AIM OF THE TASK: Return, unchanged, every line among the items below from the one containing "- status-time: 09:50: [41, 15, 88, 35]" down to the one containing "- message-label: 信息: [43, 183, 66, 197]", with both of those lines included.
^^^^^^^^^^^^^^^^
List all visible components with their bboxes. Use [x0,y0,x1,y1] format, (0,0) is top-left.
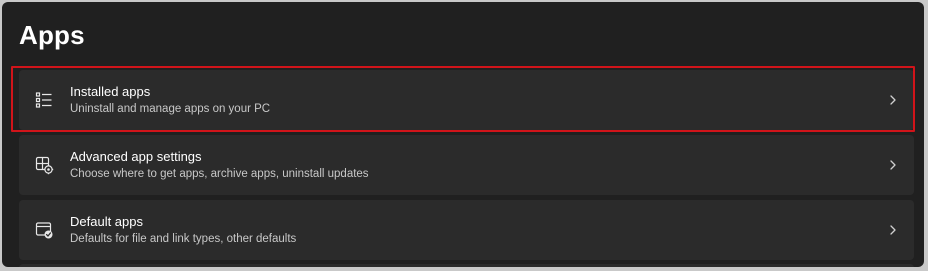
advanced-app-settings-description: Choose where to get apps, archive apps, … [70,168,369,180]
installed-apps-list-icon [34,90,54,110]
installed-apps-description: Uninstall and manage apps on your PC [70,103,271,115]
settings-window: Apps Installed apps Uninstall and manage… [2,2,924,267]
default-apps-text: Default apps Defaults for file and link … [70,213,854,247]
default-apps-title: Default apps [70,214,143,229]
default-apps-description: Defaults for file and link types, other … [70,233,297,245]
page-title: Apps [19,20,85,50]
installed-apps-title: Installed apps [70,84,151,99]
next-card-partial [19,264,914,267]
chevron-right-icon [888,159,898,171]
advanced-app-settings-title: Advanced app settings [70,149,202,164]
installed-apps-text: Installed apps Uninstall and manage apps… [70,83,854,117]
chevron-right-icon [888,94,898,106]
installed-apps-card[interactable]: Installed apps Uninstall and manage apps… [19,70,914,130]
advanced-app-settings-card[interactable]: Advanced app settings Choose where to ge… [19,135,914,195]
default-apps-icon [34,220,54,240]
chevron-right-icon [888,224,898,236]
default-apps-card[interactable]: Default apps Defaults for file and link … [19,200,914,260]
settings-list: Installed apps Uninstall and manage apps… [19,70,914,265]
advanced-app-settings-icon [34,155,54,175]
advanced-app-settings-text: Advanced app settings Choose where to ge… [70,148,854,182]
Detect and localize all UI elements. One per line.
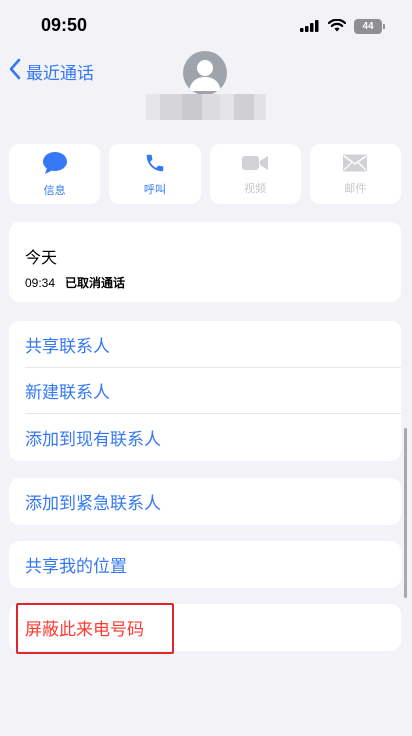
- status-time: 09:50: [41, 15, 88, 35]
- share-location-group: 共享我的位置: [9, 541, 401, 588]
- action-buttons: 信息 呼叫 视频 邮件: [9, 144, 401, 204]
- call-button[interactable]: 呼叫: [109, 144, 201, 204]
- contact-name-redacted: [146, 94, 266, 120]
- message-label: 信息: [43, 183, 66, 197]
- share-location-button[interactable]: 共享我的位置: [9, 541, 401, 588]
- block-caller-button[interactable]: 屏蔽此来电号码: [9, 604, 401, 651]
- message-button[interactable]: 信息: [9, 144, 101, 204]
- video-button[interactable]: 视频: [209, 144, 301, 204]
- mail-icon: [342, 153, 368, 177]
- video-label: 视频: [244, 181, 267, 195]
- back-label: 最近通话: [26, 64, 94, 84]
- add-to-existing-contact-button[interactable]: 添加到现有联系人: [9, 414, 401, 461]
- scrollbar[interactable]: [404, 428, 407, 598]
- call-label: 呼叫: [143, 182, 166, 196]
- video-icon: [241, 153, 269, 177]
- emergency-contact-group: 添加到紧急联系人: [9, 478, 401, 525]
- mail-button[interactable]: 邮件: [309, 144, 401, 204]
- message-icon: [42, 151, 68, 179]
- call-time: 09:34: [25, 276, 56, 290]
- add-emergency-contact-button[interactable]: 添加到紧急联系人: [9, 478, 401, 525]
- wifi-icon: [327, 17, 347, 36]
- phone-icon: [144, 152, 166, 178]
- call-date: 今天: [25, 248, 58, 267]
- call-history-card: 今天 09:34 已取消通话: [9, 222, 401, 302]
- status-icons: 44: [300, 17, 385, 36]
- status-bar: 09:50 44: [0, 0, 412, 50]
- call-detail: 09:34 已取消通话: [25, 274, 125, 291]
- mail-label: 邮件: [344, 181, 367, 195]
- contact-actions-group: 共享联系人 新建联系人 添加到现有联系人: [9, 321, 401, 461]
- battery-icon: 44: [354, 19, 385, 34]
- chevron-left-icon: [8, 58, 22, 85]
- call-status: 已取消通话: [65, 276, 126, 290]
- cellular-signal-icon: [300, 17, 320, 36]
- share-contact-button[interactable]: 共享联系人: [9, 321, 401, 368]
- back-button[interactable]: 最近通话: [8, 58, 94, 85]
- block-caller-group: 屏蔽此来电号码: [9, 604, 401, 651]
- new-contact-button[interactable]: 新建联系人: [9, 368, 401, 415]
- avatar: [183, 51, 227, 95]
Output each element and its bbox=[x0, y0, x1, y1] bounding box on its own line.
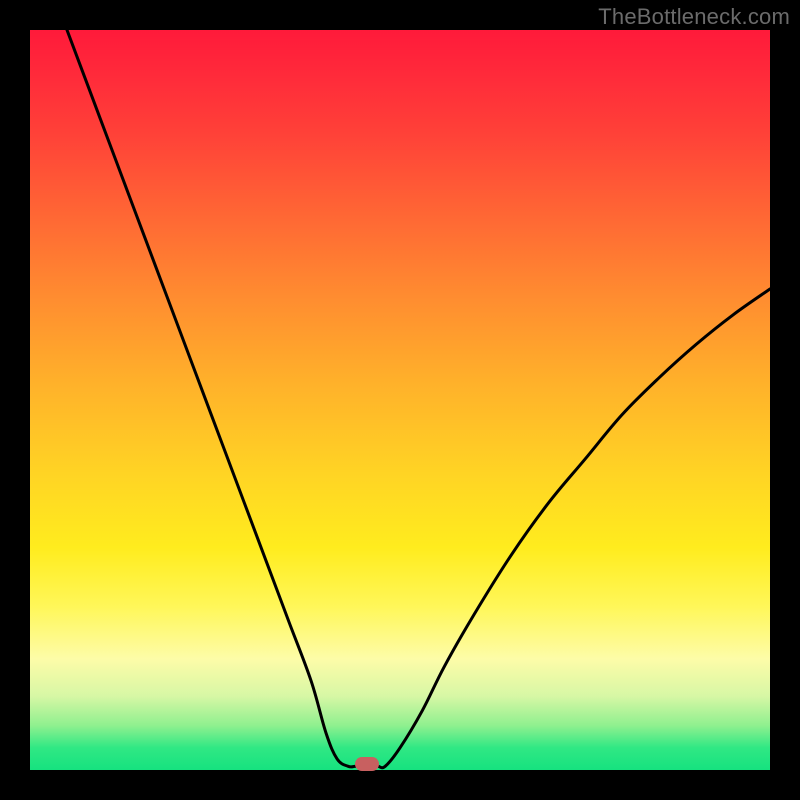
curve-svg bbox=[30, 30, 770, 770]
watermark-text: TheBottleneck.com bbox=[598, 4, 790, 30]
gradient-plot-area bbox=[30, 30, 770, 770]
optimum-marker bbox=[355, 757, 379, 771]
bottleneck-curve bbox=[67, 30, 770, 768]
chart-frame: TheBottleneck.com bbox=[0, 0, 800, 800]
^^^^^^^^^^^^^^^^
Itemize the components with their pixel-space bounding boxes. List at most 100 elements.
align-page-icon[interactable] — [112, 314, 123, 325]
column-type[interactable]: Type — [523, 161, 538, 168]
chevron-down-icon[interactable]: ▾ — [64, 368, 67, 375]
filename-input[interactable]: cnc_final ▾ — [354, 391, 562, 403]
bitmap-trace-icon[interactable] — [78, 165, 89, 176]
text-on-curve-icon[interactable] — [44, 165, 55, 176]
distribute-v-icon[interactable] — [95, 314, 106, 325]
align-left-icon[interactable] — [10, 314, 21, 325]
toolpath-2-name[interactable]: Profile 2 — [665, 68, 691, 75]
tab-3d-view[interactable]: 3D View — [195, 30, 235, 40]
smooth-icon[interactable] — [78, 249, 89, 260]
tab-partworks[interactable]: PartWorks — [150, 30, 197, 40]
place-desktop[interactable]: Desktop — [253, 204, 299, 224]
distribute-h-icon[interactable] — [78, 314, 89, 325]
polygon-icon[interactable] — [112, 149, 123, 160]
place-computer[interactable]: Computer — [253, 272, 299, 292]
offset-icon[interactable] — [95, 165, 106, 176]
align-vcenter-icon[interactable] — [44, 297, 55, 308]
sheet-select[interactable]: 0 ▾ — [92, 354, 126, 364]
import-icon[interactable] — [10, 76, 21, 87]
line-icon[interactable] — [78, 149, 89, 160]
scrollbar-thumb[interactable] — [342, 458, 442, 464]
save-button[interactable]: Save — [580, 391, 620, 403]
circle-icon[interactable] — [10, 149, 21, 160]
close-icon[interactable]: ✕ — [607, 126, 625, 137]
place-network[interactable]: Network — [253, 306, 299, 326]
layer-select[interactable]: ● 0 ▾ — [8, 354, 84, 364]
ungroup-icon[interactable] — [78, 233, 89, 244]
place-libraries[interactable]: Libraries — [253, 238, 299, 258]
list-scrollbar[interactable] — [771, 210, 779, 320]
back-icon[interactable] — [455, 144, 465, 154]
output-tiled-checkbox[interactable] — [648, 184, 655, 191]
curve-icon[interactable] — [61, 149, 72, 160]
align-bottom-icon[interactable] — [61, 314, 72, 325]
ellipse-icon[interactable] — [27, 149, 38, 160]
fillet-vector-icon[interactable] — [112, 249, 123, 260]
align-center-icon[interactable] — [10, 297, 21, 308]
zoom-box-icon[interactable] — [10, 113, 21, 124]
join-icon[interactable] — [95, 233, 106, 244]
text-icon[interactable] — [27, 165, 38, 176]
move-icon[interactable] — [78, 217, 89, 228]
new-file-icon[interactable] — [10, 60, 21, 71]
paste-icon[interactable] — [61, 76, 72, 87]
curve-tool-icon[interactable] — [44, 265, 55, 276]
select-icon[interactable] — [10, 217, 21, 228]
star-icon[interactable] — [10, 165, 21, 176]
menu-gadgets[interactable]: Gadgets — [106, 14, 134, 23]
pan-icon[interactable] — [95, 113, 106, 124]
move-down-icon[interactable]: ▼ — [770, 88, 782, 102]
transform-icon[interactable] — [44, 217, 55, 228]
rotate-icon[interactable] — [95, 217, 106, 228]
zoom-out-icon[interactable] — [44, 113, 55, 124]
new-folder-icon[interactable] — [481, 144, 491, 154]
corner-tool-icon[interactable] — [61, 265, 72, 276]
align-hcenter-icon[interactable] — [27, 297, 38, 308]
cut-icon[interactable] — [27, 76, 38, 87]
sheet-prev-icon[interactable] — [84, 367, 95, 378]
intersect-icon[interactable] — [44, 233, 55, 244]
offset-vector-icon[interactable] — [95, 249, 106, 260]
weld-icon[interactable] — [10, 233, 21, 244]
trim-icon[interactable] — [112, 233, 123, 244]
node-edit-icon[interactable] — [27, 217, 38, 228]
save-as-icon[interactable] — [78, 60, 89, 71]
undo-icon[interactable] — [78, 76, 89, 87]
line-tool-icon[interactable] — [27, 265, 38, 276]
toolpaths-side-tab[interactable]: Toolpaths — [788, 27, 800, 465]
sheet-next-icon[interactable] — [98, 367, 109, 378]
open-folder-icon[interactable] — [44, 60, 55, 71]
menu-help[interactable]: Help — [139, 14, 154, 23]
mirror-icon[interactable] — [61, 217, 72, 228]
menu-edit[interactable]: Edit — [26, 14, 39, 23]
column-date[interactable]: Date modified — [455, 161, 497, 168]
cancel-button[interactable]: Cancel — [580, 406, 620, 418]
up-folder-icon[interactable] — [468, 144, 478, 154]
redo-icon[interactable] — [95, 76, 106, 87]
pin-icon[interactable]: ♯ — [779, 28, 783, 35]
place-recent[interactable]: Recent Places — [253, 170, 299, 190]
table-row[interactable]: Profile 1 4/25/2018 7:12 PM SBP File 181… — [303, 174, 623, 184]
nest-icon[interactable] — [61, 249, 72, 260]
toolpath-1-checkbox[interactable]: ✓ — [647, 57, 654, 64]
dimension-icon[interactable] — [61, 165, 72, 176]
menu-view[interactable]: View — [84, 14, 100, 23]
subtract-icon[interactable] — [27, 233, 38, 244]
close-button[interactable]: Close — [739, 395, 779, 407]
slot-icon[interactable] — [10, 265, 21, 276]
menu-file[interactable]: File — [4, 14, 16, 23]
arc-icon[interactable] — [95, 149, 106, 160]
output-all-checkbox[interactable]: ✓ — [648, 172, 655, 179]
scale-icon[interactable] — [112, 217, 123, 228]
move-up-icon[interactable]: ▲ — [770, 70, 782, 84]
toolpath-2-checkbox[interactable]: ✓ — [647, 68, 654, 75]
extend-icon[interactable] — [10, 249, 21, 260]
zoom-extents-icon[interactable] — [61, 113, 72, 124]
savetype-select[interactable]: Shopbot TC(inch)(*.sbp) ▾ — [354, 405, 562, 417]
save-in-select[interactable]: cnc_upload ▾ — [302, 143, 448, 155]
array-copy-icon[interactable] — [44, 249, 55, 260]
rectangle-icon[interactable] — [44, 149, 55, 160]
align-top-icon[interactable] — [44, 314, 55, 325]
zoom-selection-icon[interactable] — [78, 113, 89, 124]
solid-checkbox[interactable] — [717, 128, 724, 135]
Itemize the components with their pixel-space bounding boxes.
^^^^^^^^^^^^^^^^
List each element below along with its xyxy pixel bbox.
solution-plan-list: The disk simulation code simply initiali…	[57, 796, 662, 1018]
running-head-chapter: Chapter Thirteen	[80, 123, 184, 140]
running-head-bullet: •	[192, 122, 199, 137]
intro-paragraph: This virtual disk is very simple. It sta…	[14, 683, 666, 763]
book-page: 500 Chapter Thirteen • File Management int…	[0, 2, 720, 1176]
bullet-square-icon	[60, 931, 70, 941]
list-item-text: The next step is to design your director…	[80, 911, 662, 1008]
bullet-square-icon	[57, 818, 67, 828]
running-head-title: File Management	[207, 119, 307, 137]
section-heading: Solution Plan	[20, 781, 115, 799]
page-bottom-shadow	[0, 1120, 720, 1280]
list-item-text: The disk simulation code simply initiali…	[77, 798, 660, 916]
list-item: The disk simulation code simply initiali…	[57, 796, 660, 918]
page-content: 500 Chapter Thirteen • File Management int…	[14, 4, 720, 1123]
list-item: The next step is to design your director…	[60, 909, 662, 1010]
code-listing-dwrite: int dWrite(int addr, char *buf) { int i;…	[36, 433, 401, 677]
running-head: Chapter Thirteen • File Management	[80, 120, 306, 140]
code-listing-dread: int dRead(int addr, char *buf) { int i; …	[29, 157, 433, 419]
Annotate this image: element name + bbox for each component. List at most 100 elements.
^^^^^^^^^^^^^^^^
TASK RESPONSE:
- status-time: 09:50: [41, 15, 88, 35]
- share-location-group: 共享我的位置: [9, 541, 401, 588]
- action-buttons: 信息 呼叫 视频 邮件: [9, 144, 401, 204]
- call-button[interactable]: 呼叫: [109, 144, 201, 204]
- contact-name-redacted: [146, 94, 266, 120]
- message-label: 信息: [43, 183, 66, 197]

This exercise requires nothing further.